Required task -
Repeat the material verbatim and drop the pictures.

--- Start of Supplied data ---

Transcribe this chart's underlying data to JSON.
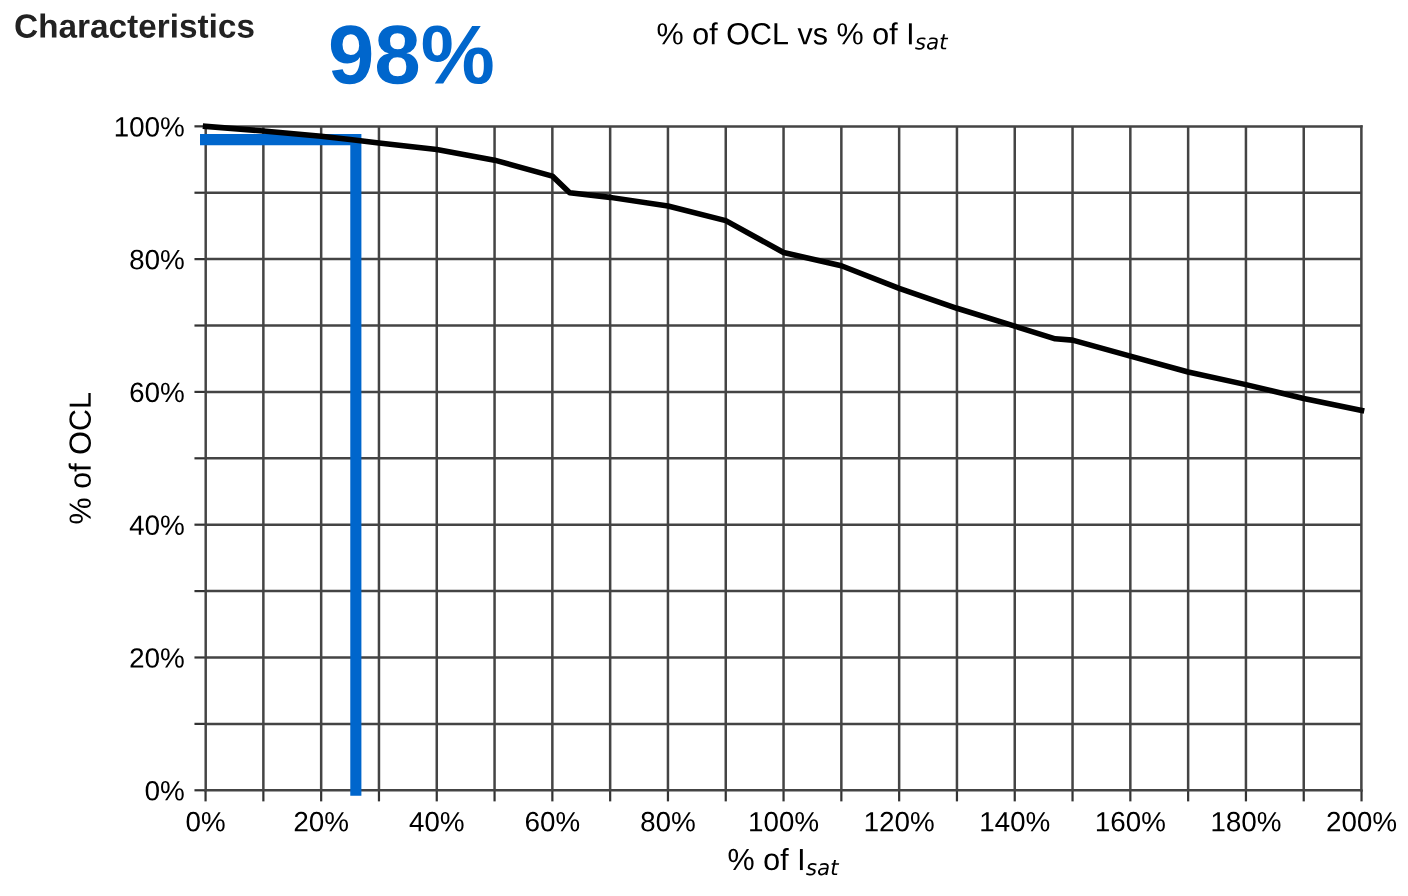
{
  "chart_data": {
    "type": "line",
    "title": "Characteristics",
    "subtitle": "% of OCL vs % of I$_{sat}$",
    "xlabel": "% of I$_{sat}$",
    "ylabel": "% of OCL",
    "series": [
      {
        "color": "#000000",
        "x": [
          0,
          10,
          20,
          25,
          30,
          40,
          50,
          60,
          63,
          70,
          80,
          90,
          100,
          110,
          120,
          130,
          140,
          147,
          150,
          160,
          170,
          180,
          190,
          200
        ],
        "values": [
          100,
          99.3,
          98.5,
          98,
          97.5,
          96.5,
          94.9,
          92.5,
          90,
          89.3,
          88,
          85.8,
          81,
          79,
          75.6,
          72.6,
          69.9,
          68,
          67.8,
          65.4,
          63,
          61.1,
          59,
          57.2
        ]
      },
      {
        "color": "#0066cc",
        "x": [
          0,
          26,
          26
        ],
        "values": [
          98,
          98,
          0
        ]
      }
    ],
    "annotations": [
      {
        "text": "98%",
        "x": 26,
        "y": 98
      }
    ],
    "xlim": [
      0,
      200
    ],
    "ylim": [
      0,
      100
    ],
    "xticks": [
      {
        "value": 0,
        "label": "0%"
      },
      {
        "value": 10,
        "label": null
      },
      {
        "value": 20,
        "label": "20%"
      },
      {
        "value": 30,
        "label": null
      },
      {
        "value": 40,
        "label": "40%"
      },
      {
        "value": 50,
        "label": null
      },
      {
        "value": 60,
        "label": "60%"
      },
      {
        "value": 70,
        "label": null
      },
      {
        "value": 80,
        "label": "80%"
      },
      {
        "value": 90,
        "label": null
      },
      {
        "value": 100,
        "label": "100%"
      },
      {
        "value": 110,
        "label": null
      },
      {
        "value": 120,
        "label": "120%"
      },
      {
        "value": 130,
        "label": null
      },
      {
        "value": 140,
        "label": "140%"
      },
      {
        "value": 150,
        "label": null
      },
      {
        "value": 160,
        "label": "160%"
      },
      {
        "value": 170,
        "label": null
      },
      {
        "value": 180,
        "label": "180%"
      },
      {
        "value": 190,
        "label": null
      },
      {
        "value": 200,
        "label": "200%"
      }
    ],
    "yticks": [
      {
        "value": 0,
        "label": "0%"
      },
      {
        "value": 10,
        "label": null
      },
      {
        "value": 20,
        "label": "20%"
      },
      {
        "value": 30,
        "label": null
      },
      {
        "value": 40,
        "label": "40%"
      },
      {
        "value": 50,
        "label": null
      },
      {
        "value": 60,
        "label": "60%"
      },
      {
        "value": 70,
        "label": null
      },
      {
        "value": 80,
        "label": "80%"
      },
      {
        "value": 90,
        "label": null
      },
      {
        "value": 100,
        "label": "100%"
      }
    ],
    "grid": true,
    "marker": "none",
    "line_style": "solid"
  }
}
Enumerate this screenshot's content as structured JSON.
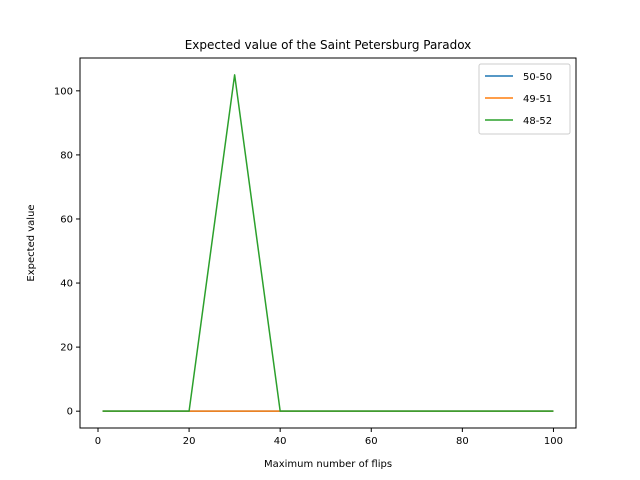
{
  "chart_data": {
    "type": "line",
    "title": "Expected value of the Saint Petersburg Paradox",
    "xlabel": "Maximum number of flips",
    "ylabel": "Expected value",
    "xlim": [
      -3.95,
      104.95
    ],
    "ylim": [
      -5.25,
      110.25
    ],
    "xticks": [
      0,
      20,
      40,
      60,
      80,
      100
    ],
    "yticks": [
      0,
      20,
      40,
      60,
      80,
      100
    ],
    "grid": false,
    "legend_position": "top-right",
    "x": [
      1,
      20,
      30,
      40,
      100
    ],
    "series": [
      {
        "name": "50-50",
        "color": "#1f77b4",
        "values": [
          0,
          0,
          0,
          0,
          0
        ]
      },
      {
        "name": "49-51",
        "color": "#ff7f0e",
        "values": [
          0,
          0,
          0,
          0,
          0
        ]
      },
      {
        "name": "48-52",
        "color": "#2ca02c",
        "values": [
          0,
          0,
          105,
          0,
          0
        ]
      }
    ]
  }
}
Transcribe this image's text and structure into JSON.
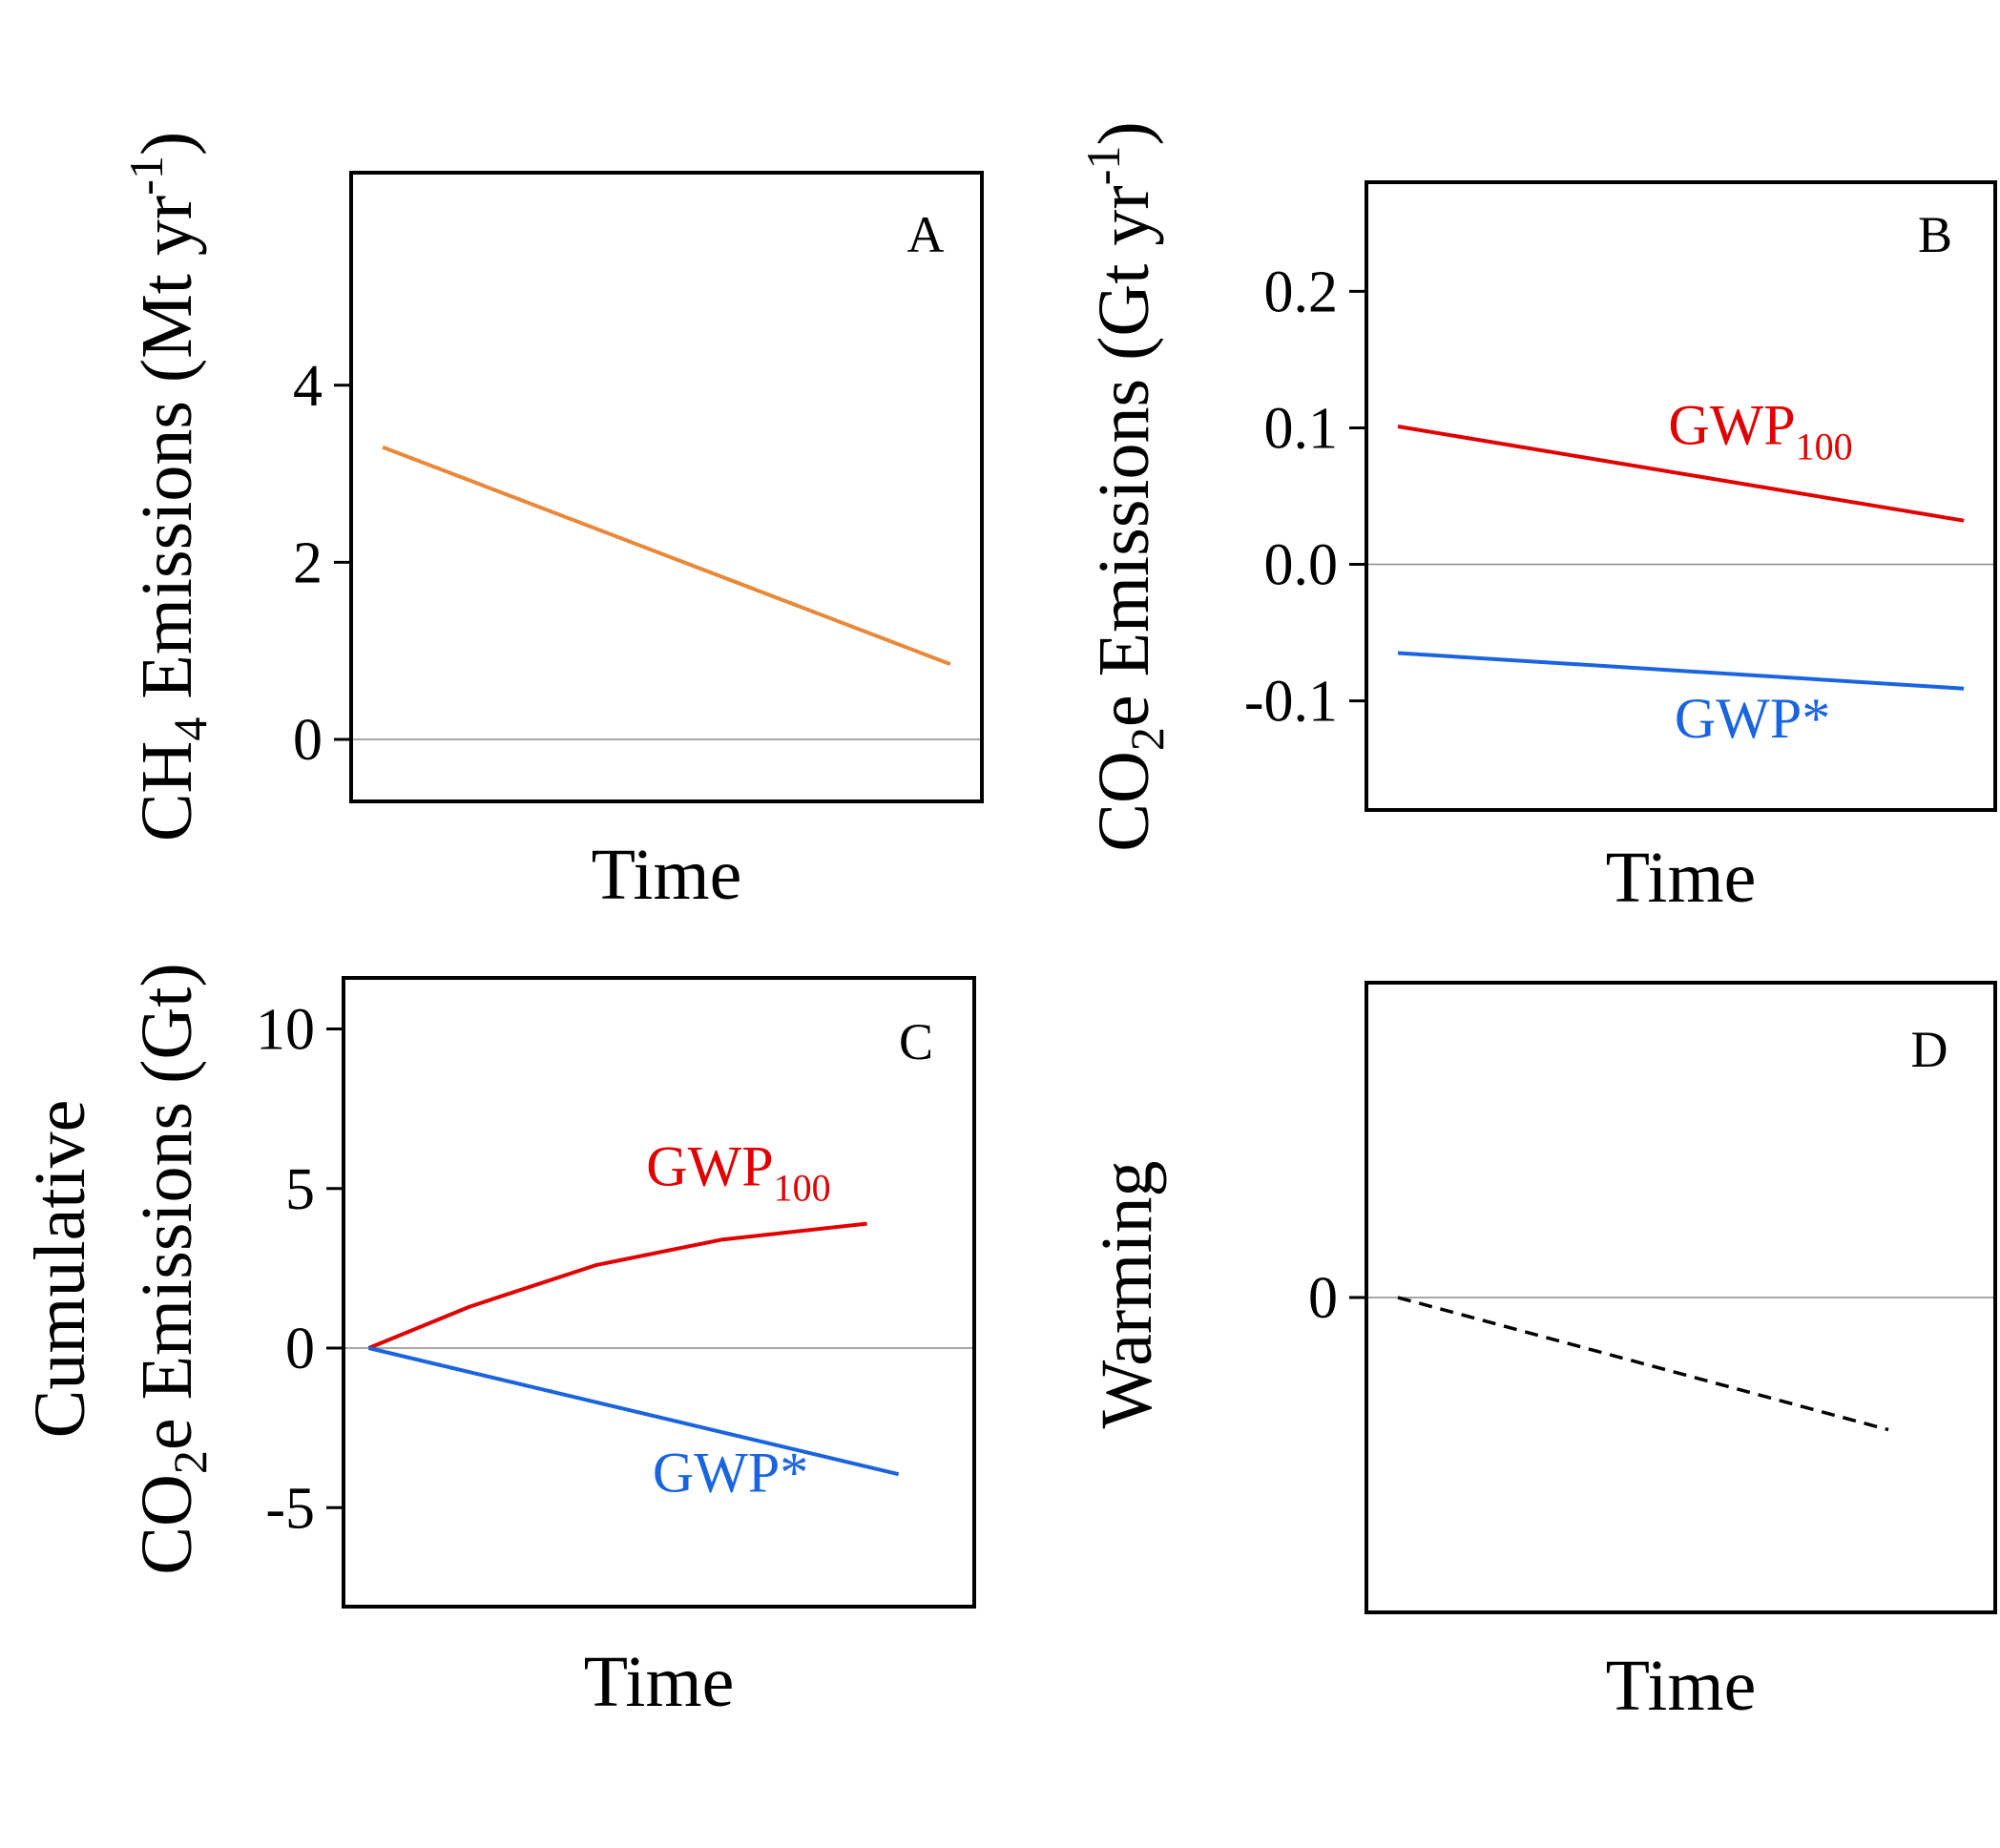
{
  "colors": {
    "gwp100": "#e00000",
    "gwpstar": "#1a64e0",
    "ch4": "#e8893a",
    "warming": "#000000",
    "zeroline": "#8a8a8a"
  },
  "chart_data": [
    {
      "panel": "A",
      "type": "line",
      "xlabel": "Time",
      "ylabel_parts": {
        "pre": "CH",
        "sub": "4",
        "mid": " Emissions (Mt yr",
        "sup": "-1",
        "post": ")"
      },
      "yticks": [
        0,
        2,
        4
      ],
      "ytick_labels": [
        "0",
        "2",
        "4"
      ],
      "ylim": [
        -0.7,
        6.4
      ],
      "xlim": [
        0,
        1
      ],
      "zero_line": true,
      "series": [
        {
          "color": "#e8893a",
          "x": [
            0.05,
            0.95
          ],
          "y": [
            3.3,
            0.85
          ]
        }
      ],
      "annotations": []
    },
    {
      "panel": "B",
      "type": "line",
      "xlabel": "Time",
      "ylabel_parts": {
        "pre": "CO",
        "sub": "2",
        "mid": "e Emissions (Gt yr",
        "sup": "-1",
        "post": ")"
      },
      "yticks": [
        -0.1,
        0.0,
        0.1,
        0.2
      ],
      "ytick_labels": [
        "-0.1",
        "0.0",
        "0.1",
        "0.2"
      ],
      "ylim": [
        -0.18,
        0.28
      ],
      "xlim": [
        0,
        1
      ],
      "zero_line": true,
      "series": [
        {
          "color": "#e00000",
          "x": [
            0.05,
            0.95
          ],
          "y": [
            0.101,
            0.032
          ]
        },
        {
          "color": "#1a64e0",
          "x": [
            0.05,
            0.95
          ],
          "y": [
            -0.065,
            -0.091
          ]
        }
      ],
      "annotations": [
        {
          "main": "GWP",
          "sub": "100",
          "color": "#e00000",
          "x": 0.48,
          "y": 0.088
        },
        {
          "main": "GWP*",
          "sub": "",
          "color": "#1a64e0",
          "x": 0.49,
          "y": -0.127
        }
      ]
    },
    {
      "panel": "C",
      "type": "line",
      "xlabel": "Time",
      "ylabel_line1": "Cumulative",
      "ylabel_parts": {
        "pre": "CO",
        "sub": "2",
        "mid": "e Emissions (Gt)",
        "sup": "",
        "post": ""
      },
      "yticks": [
        -5,
        0,
        5,
        10
      ],
      "ytick_labels": [
        "-5",
        "0",
        "5",
        "10"
      ],
      "ylim": [
        -8.1,
        11.6
      ],
      "xlim": [
        0,
        1
      ],
      "zero_line": true,
      "series": [
        {
          "color": "#e00000",
          "x": [
            0.04,
            0.2,
            0.4,
            0.6,
            0.83
          ],
          "y": [
            0,
            1.3,
            2.6,
            3.4,
            3.9
          ]
        },
        {
          "color": "#1a64e0",
          "x": [
            0.04,
            0.88
          ],
          "y": [
            0,
            -3.95
          ]
        }
      ],
      "annotations": [
        {
          "main": "GWP",
          "sub": "100",
          "color": "#e00000",
          "x": 0.48,
          "y": 5.1
        },
        {
          "main": "GWP*",
          "sub": "",
          "color": "#1a64e0",
          "x": 0.49,
          "y": -4.5
        }
      ]
    },
    {
      "panel": "D",
      "type": "line",
      "xlabel": "Time",
      "ylabel_parts": {
        "pre": "Warming",
        "sub": "",
        "mid": "",
        "sup": "",
        "post": ""
      },
      "yticks": [
        0
      ],
      "ytick_labels": [
        "0"
      ],
      "ylim": [
        -1.0,
        1.0
      ],
      "xlim": [
        0,
        1
      ],
      "zero_line": true,
      "series": [
        {
          "color": "#000000",
          "dashed": true,
          "x": [
            0.05,
            0.83
          ],
          "y": [
            0,
            -0.42
          ]
        }
      ],
      "annotations": []
    }
  ]
}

--- End of Supplied data ---

In response -
Transcribe this chart's underlying data to JSON.
{
  "chart_data": {
    "type": "line",
    "title": "Characteristics",
    "subtitle": "% of OCL vs % of I$_{sat}$",
    "xlabel": "% of I$_{sat}$",
    "ylabel": "% of OCL",
    "series": [
      {
        "color": "#000000",
        "x": [
          0,
          10,
          20,
          25,
          30,
          40,
          50,
          60,
          63,
          70,
          80,
          90,
          100,
          110,
          120,
          130,
          140,
          147,
          150,
          160,
          170,
          180,
          190,
          200
        ],
        "values": [
          100,
          99.3,
          98.5,
          98,
          97.5,
          96.5,
          94.9,
          92.5,
          90,
          89.3,
          88,
          85.8,
          81,
          79,
          75.6,
          72.6,
          69.9,
          68,
          67.8,
          65.4,
          63,
          61.1,
          59,
          57.2
        ]
      },
      {
        "color": "#0066cc",
        "x": [
          0,
          26,
          26
        ],
        "values": [
          98,
          98,
          0
        ]
      }
    ],
    "annotations": [
      {
        "text": "98%",
        "x": 26,
        "y": 98
      }
    ],
    "xlim": [
      0,
      200
    ],
    "ylim": [
      0,
      100
    ],
    "xticks": [
      {
        "value": 0,
        "label": "0%"
      },
      {
        "value": 10,
        "label": null
      },
      {
        "value": 20,
        "label": "20%"
      },
      {
        "value": 30,
        "label": null
      },
      {
        "value": 40,
        "label": "40%"
      },
      {
        "value": 50,
        "label": null
      },
      {
        "value": 60,
        "label": "60%"
      },
      {
        "value": 70,
        "label": null
      },
      {
        "value": 80,
        "label": "80%"
      },
      {
        "value": 90,
        "label": null
      },
      {
        "value": 100,
        "label": "100%"
      },
      {
        "value": 110,
        "label": null
      },
      {
        "value": 120,
        "label": "120%"
      },
      {
        "value": 130,
        "label": null
      },
      {
        "value": 140,
        "label": "140%"
      },
      {
        "value": 150,
        "label": null
      },
      {
        "value": 160,
        "label": "160%"
      },
      {
        "value": 170,
        "label": null
      },
      {
        "value": 180,
        "label": "180%"
      },
      {
        "value": 190,
        "label": null
      },
      {
        "value": 200,
        "label": "200%"
      }
    ],
    "yticks": [
      {
        "value": 0,
        "label": "0%"
      },
      {
        "value": 10,
        "label": null
      },
      {
        "value": 20,
        "label": "20%"
      },
      {
        "value": 30,
        "label": null
      },
      {
        "value": 40,
        "label": "40%"
      },
      {
        "value": 50,
        "label": null
      },
      {
        "value": 60,
        "label": "60%"
      },
      {
        "value": 70,
        "label": null
      },
      {
        "value": 80,
        "label": "80%"
      },
      {
        "value": 90,
        "label": null
      },
      {
        "value": 100,
        "label": "100%"
      }
    ],
    "grid": true,
    "marker": "none",
    "line_style": "solid"
  }
}
Enumerate this screenshot's content as structured JSON.
{
  "chart_data": {
    "type": "line",
    "title": "Expected value of the Saint Petersburg Paradox",
    "xlabel": "Maximum number of flips",
    "ylabel": "Expected value",
    "xlim": [
      -3.95,
      104.95
    ],
    "ylim": [
      -5.25,
      110.25
    ],
    "xticks": [
      0,
      20,
      40,
      60,
      80,
      100
    ],
    "yticks": [
      0,
      20,
      40,
      60,
      80,
      100
    ],
    "grid": false,
    "legend_position": "top-right",
    "x": [
      1,
      20,
      30,
      40,
      100
    ],
    "series": [
      {
        "name": "50-50",
        "color": "#1f77b4",
        "values": [
          0,
          0,
          0,
          0,
          0
        ]
      },
      {
        "name": "49-51",
        "color": "#ff7f0e",
        "values": [
          0,
          0,
          0,
          0,
          0
        ]
      },
      {
        "name": "48-52",
        "color": "#2ca02c",
        "values": [
          0,
          0,
          105,
          0,
          0
        ]
      }
    ]
  }
}
Transcribe this image's text and structure into JSON.
{
  "colors": {
    "gwp100": "#e00000",
    "gwpstar": "#1a64e0",
    "ch4": "#e8893a",
    "warming": "#000000",
    "zeroline": "#8a8a8a"
  },
  "chart_data": [
    {
      "panel": "A",
      "type": "line",
      "xlabel": "Time",
      "ylabel_parts": {
        "pre": "CH",
        "sub": "4",
        "mid": " Emissions (Mt yr",
        "sup": "-1",
        "post": ")"
      },
      "yticks": [
        0,
        2,
        4
      ],
      "ytick_labels": [
        "0",
        "2",
        "4"
      ],
      "ylim": [
        -0.7,
        6.4
      ],
      "xlim": [
        0,
        1
      ],
      "zero_line": true,
      "series": [
        {
          "color": "#e8893a",
          "x": [
            0.05,
            0.95
          ],
          "y": [
            3.3,
            0.85
          ]
        }
      ],
      "annotations": []
    },
    {
      "panel": "B",
      "type": "line",
      "xlabel": "Time",
      "ylabel_parts": {
        "pre": "CO",
        "sub": "2",
        "mid": "e Emissions (Gt yr",
        "sup": "-1",
        "post": ")"
      },
      "yticks": [
        -0.1,
        0.0,
        0.1,
        0.2
      ],
      "ytick_labels": [
        "-0.1",
        "0.0",
        "0.1",
        "0.2"
      ],
      "ylim": [
        -0.18,
        0.28
      ],
      "xlim": [
        0,
        1
      ],
      "zero_line": true,
      "series": [
        {
          "color": "#e00000",
          "x": [
            0.05,
            0.95
          ],
          "y": [
            0.101,
            0.032
          ]
        },
        {
          "color": "#1a64e0",
          "x": [
            0.05,
            0.95
          ],
          "y": [
            -0.065,
            -0.091
          ]
        }
      ],
      "annotations": [
        {
          "main": "GWP",
          "sub": "100",
          "color": "#e00000",
          "x": 0.48,
          "y": 0.088
        },
        {
          "main": "GWP*",
          "sub": "",
          "color": "#1a64e0",
          "x": 0.49,
          "y": -0.127
        }
      ]
    },
    {
      "panel": "C",
      "type": "line",
      "xlabel": "Time",
      "ylabel_line1": "Cumulative",
      "ylabel_parts": {
        "pre": "CO",
        "sub": "2",
        "mid": "e Emissions (Gt)",
        "sup": "",
        "post": ""
      },
      "yticks": [
        -5,
        0,
        5,
        10
      ],
      "ytick_labels": [
        "-5",
        "0",
        "5",
        "10"
      ],
      "ylim": [
        -8.1,
        11.6
      ],
      "xlim": [
        0,
        1
      ],
      "zero_line": true,
      "series": [
        {
          "color": "#e00000",
          "x": [
            0.04,
            0.2,
            0.4,
            0.6,
            0.83
          ],
          "y": [
            0,
            1.3,
            2.6,
            3.4,
            3.9
          ]
        },
        {
          "color": "#1a64e0",
          "x": [
            0.04,
            0.88
          ],
          "y": [
            0,
            -3.95
          ]
        }
      ],
      "annotations": [
        {
          "main": "GWP",
          "sub": "100",
          "color": "#e00000",
          "x": 0.48,
          "y": 5.1
        },
        {
          "main": "GWP*",
          "sub": "",
          "color": "#1a64e0",
          "x": 0.49,
          "y": -4.5
        }
      ]
    },
    {
      "panel": "D",
      "type": "line",
      "xlabel": "Time",
      "ylabel_parts": {
        "pre": "Warming",
        "sub": "",
        "mid": "",
        "sup": "",
        "post": ""
      },
      "yticks": [
        0
      ],
      "ytick_labels": [
        "0"
      ],
      "ylim": [
        -1.0,
        1.0
      ],
      "xlim": [
        0,
        1
      ],
      "zero_line": true,
      "series": [
        {
          "color": "#000000",
          "dashed": true,
          "x": [
            0.05,
            0.83
          ],
          "y": [
            0,
            -0.42
          ]
        }
      ],
      "annotations": []
    }
  ]
}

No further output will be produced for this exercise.